* **Texte proposé**:
+++

Radioscoopie : Les forçats du Moto Tour
Journaliste, reporter, grand reporter, chroniqueur radio et Rédacteur en Chef sur France Inter...
Serge Martin signe chaque mois une chronique radiophonique sur Le Repaire
Oubliée la tente repliée à l’arrière de la selle, les feuilles volantes retenues par une pince servant de roadbook, oublié enfin le pneu en travers de la poitrine, le monde du rallye routier a considérablement évolué. Il n’empêche que la même passion de la moto, le partage de la camaraderie et de l’entraide régnant sur ce genre d’épreuve, sans oublier un grand brin de…masochisme perdurent. Le Moto Tour, le plus long rallye routier existant au monde, en est la parfaite illustration.
Combien de fois tel ou tel concurrent n’a-t-il pas pesté voir hurlé sous son casque qu’on ne l’y reprendrait plus. A l’agonie sur un parcours routier interminable, transit de froid dans les étapes de nuit, trempé jusqu’aux os et sans visibilité, la visière du casque en partie ouverte, le pinlock ne faisant plus son effet, en glissade sur les feuilles mortes de l’automne ou bien sur les graviers généreusement répandus par nos amis des Ponts et Chaussées, quand ce ne sont pas les résidus de betterave sur les routes de Picardie donnant le sentiment de passer sur une plaque de verglas, les difficultés sont multiples. Et pourtant on trouve le moyen d’aimer ce genre d’épreuve et d’avoir, chaque année, l’envie d’y revenir.

+++

* **Données extraites**:

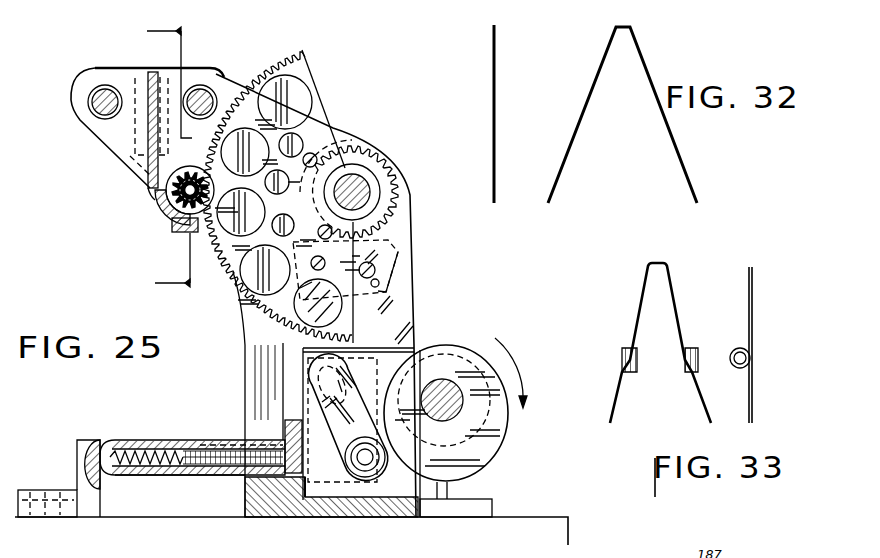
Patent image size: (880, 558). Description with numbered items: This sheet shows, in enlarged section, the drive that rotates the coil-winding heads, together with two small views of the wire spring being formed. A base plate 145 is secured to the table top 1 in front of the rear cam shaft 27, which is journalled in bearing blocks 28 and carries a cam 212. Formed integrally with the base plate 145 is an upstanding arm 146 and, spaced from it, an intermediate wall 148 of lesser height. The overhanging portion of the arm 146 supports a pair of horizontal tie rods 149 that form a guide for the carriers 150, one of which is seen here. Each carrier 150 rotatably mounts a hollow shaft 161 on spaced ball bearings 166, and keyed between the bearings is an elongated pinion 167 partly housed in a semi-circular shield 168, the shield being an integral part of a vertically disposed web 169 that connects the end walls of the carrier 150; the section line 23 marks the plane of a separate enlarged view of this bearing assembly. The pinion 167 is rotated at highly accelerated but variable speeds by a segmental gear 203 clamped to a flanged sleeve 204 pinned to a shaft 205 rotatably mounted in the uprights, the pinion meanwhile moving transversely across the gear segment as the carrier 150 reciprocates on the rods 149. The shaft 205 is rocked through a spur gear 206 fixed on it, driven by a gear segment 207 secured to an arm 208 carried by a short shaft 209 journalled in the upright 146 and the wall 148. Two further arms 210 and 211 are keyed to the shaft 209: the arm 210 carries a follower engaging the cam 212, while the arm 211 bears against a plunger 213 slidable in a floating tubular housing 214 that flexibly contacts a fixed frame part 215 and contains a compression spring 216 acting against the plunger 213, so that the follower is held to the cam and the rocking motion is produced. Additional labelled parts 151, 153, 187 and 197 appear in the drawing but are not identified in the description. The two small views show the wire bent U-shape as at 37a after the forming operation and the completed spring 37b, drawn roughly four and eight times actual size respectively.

In FIG. 25, the table top 1 is at (523, 519).
In FIG. 25, the section line 23- 23 is at (153, 160).
In FIG. 25, the shaft 27 is at (457, 412).
In FIG. 25, the bearing blocks 28 is at (492, 489).
In FIG. 32, the U-shaped bent wire 37a is at (594, 80).
In FIG. 33, the completed spring 37b is at (747, 270).
In FIG. 25, the base plate 145 is at (277, 516).
In FIG. 25, the upstanding arm 146 is at (410, 313).
In FIG. 25, the intermediate wall 148 is at (402, 349).
In FIG. 25, the tie rods 149 is at (98, 83).
In FIG. 25, the carriers 150 is at (107, 128).
In FIG. 25, the rollers 151 is at (88, 98).
In FIG. 25, the guide bar 153 is at (142, 73).
In FIG. 25, the hollow shaft 161 is at (163, 218).
In FIG. 25, the ball bearings 166 is at (149, 200).
In FIG. 25, the elongated pinion 167 is at (155, 207).
In FIG. 25, the semi-circular shield 168 is at (173, 230).
In FIG. 25, the web 169 is at (147, 128).
In FIG. 25, the sector gear 187 is at (210, 193).
In FIG. 25, the support block 197 is at (100, 524).
In FIG. 25, the segmental gears 203 is at (312, 64).
In FIG. 25, the sleeves 204 is at (360, 167).
In FIG. 25, the shaft 205 is at (375, 195).
In FIG. 25, the spur gear 206 is at (392, 177).
In FIG. 25, the gear segment 207 is at (398, 260).
In FIG. 25, the arm 208 is at (382, 312).
In FIG. 25, the short shaft 209 is at (312, 380).
In FIG. 25, the arm 210 is at (352, 485).
In FIG. 25, the arm 211 is at (296, 422).
In FIG. 25, the cam 212 is at (497, 459).
In FIG. 25, the plunger 213 is at (298, 500).
In FIG. 25, the floating tubular housing 214 is at (220, 477).
In FIG. 25, the fixed frame part 215 is at (90, 442).
In FIG. 25, the compression spring 216 is at (133, 444).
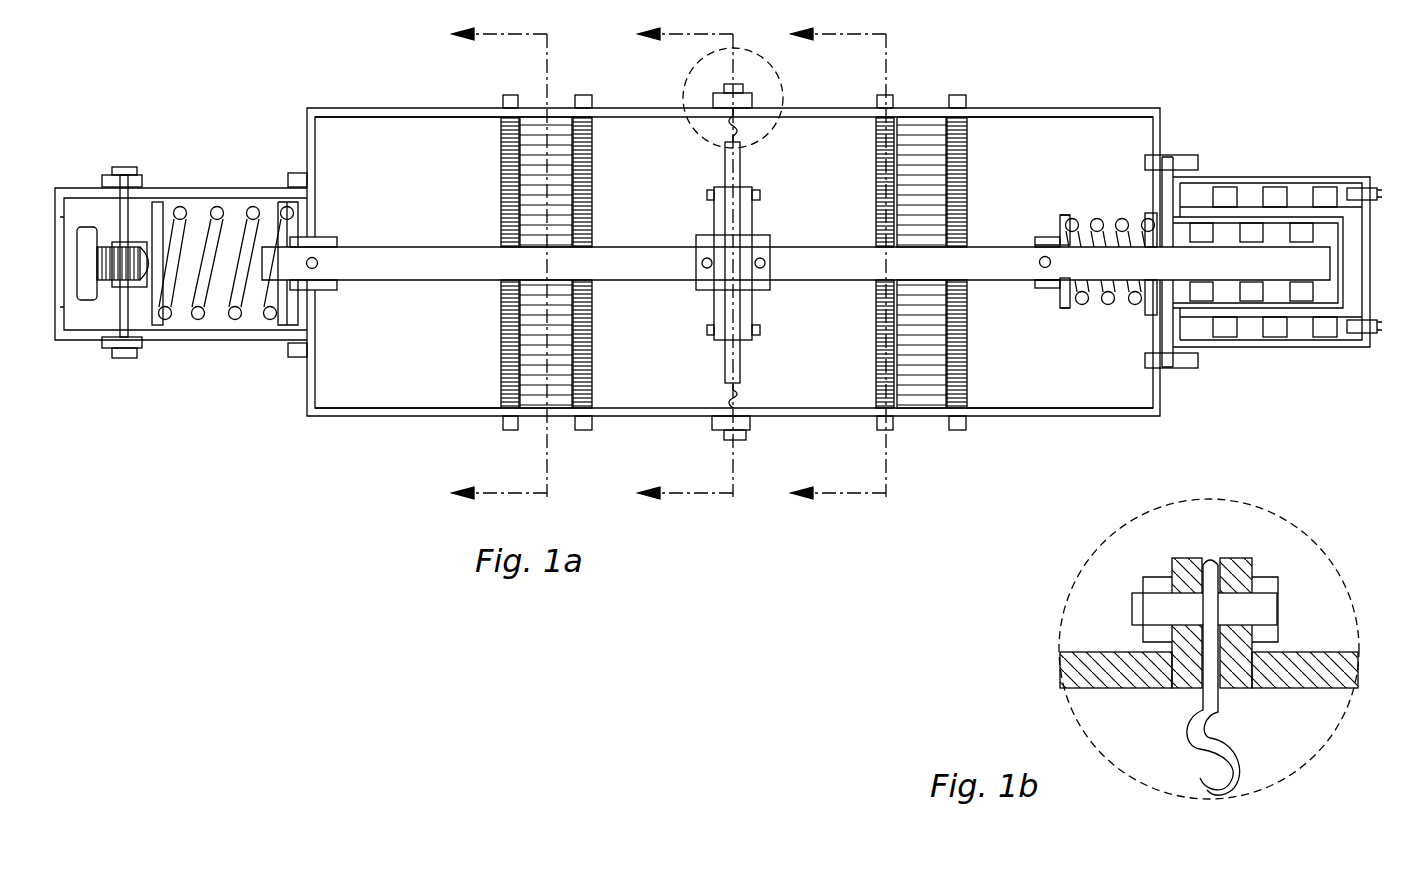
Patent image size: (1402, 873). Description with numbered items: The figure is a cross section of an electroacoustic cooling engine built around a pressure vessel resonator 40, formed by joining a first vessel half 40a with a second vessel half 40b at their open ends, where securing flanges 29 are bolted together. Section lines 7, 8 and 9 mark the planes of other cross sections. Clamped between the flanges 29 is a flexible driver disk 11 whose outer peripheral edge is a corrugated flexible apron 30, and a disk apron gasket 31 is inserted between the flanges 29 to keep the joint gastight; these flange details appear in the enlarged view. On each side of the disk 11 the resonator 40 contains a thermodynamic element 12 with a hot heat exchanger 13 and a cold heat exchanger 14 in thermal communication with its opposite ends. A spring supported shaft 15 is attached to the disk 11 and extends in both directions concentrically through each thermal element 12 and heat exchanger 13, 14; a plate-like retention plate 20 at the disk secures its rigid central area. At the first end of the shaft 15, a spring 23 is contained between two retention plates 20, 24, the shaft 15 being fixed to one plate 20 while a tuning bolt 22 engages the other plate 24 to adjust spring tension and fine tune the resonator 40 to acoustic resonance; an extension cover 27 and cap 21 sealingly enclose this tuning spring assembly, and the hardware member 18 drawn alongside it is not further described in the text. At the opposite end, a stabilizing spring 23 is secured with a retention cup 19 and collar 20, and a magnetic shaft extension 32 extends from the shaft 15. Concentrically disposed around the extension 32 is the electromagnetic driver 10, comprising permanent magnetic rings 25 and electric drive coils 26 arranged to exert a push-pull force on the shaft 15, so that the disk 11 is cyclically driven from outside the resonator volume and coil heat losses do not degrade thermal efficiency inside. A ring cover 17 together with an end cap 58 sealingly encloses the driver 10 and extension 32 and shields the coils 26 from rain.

In FIG. 1A, the section line 7- 7 is at (694, 262).
In FIG. 1A, the section line 8- 8 is at (508, 264).
In FIG. 1A, the section line 9- 9 is at (848, 264).
In FIG. 1A, the electromagnetic driver 10 is at (1303, 327).
In FIG. 1A, the flexible driver disk 11 is at (744, 172).
In FIG. 1A, the thermodynamic element 12 is at (918, 392).
In FIG. 1A, the hot heat exchanger 13 is at (892, 100).
In FIG. 1A, the cold heat exchanger 14 is at (960, 100).
In FIG. 1A, the shaft 15 is at (996, 244).
In FIG. 1A, the ring cover 17 is at (1333, 177).
In FIG. 1A, the adjustment bolt 18 is at (128, 212).
In FIG. 1A, the retention cup 19 is at (1063, 310).
In FIG. 1A, the retention plate 20 is at (697, 290).
In FIG. 1A, the cap 21 is at (92, 340).
In FIG. 1A, the tuning bolt 22 is at (86, 228).
In FIG. 1A, the spring 23 is at (210, 236).
In FIG. 1A, the retention plate 24 is at (155, 312).
In FIG. 1A, the permanent magnetic rings 25 is at (1203, 233).
In FIG. 1A, the electric drive coils 26 is at (1224, 330).
In FIG. 1A, the extension cover 27 is at (265, 197).
In FIG. 1A, the securing flanges 29 is at (745, 90).
In FIG. 1B, the securing flanges 29 is at (1175, 555).
In FIG. 1A, the flexible apron 30 is at (731, 127).
In FIG. 1B, the flexible apron 30 is at (1211, 556).
In FIG. 1B, the disk apron gasket 31 is at (1204, 556).
In FIG. 1A, the magnetic shaft extension 32 is at (1320, 268).
In FIG. 1A, the pressure vessel resonator 40 is at (1058, 107).
In FIG. 1A, the first vessel half 40a is at (395, 107).
In FIG. 1A, the second vessel half 40b is at (1130, 107).
In FIG. 1A, the end cap 58 is at (1372, 228).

+++

* **Travail demandé**:
1/ D'après le texte sur le Moto Tour, qu'est-ce qui distingue ce rallye de tous les autres rallyes routiers ?
2/ Rédigez la suite du texte sur le Moto Tour, à partir de sa dernière phrase.
Ce matériel n'est d'aucune utilité pour le travail demandé.

* **Résultats obtenus**:
1/ C'est le plus long rallye routier existant au monde.

2/
Plus ancienne épreuve motocycliste en France, le rallye routier s’est progressivement imposé comme une compétition à part réclamant toutes les qualités possibles qu’un motard aguerri est en mesure de posséder. De l’endurance pour rouler à vitesse constante et soutenue (dans le respect des limitations de vitesse imposée par la législation routière) souvent sur de petites routes, quand ce ne sont pas des chemins, sur de longs, de très longs trajets routiers, près de 900 km de nuit par exemple cette année pour la première étape entre Toulon et Boulazac (près de Périgueux). De la détermination également pour ne pas abandonner quand tous les éléments semblent se retourner contre vous (crevaison, panne, casse…). Un brin de folie aussi pour ouvrir en grand la poignée des gaz dans des spéciales fermées à la circulation que seuls les « pros » ont pris soin et le temps de reconnaître. Un estomac bien accroché enfin pour prendre le départ, en paquet, d’une épreuve sur circuit lorsque l’on n’est pas familier de la chose.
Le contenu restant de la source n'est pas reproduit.